» TEXT SEGMENT
Race condition in `runit_service 'geo-logcursor'` during `gitlab-ctl reconfigure` in container environments

Summary

There is a race condition in the GitLab Omnibus reconfigure phase, specifically in the execution of the runit_service 'geo-logcursor' block inside:

files/gitlab-cookbooks/gitlab-ee/recipes/geo-logcursor.rb

During containerized GitLab startup (e.g. Docker), the runit_service call attempts to invoke sv restart geo-logcursor before runsvdir has spawned runsv for the new service.

This causes a transient but real failure:

fail: geo-logcursor: runsv not running

However, the service is correctly picked up by runsvdir a few seconds later, and everything works from that point forward. If the runit_service block in geo-logcursor.rb is commented out, the issue does not occur, because runsvdir has time to detect the symlink and spawn runsv before any sv command is invoked.

» INFORMATION SHOWN

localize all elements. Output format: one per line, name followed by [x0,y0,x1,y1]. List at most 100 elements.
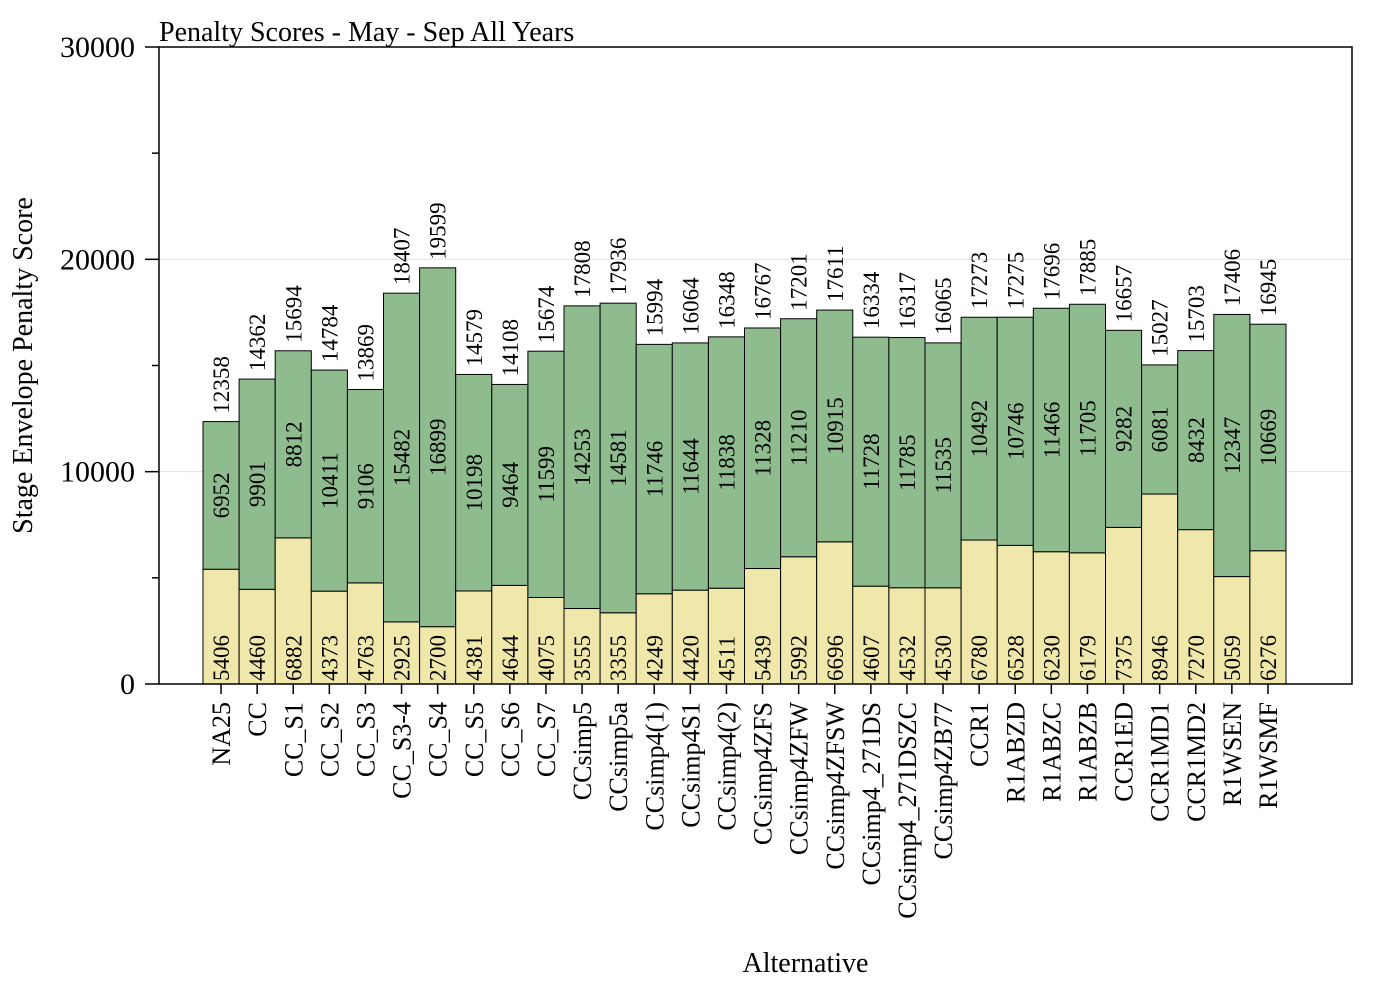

» EXERCISE INSTRUCTIONS
A: Can you reproduce the geo-logcursor race condition report word for word from "During containerized GitLab" to "the new service."?
B: Can you pick up the geo-logcursor race condition report after its last sentence and keep writing it?

» RESPONSES TO THE TASKS
A:
During containerized GitLab startup (e.g. Docker), the runit_service call attempts to invoke sv restart geo-logcursor before runsvdir has spawned runsv for the new service.

B:
Relevant code

execute 'restart geo-logcursor' do
  command '/opt/gitlab/bin/gitlab-ctl restart geo-logcursor'
  action :nothing
  dependent_services.map { |svc| subscribes :run, "runit_service[#{svc}]" }
  notifies :restart, "runit_service[puma]" if omnibus_helper.should_notify?('puma')
end

Steps to reproduce

Deploy GitLab EE in a Docker container.
Enable geo-logcursor in gitlab.rb
Ensure gitlab-ctl reconfigure runs during container startup.
Observe logs during reconfigure.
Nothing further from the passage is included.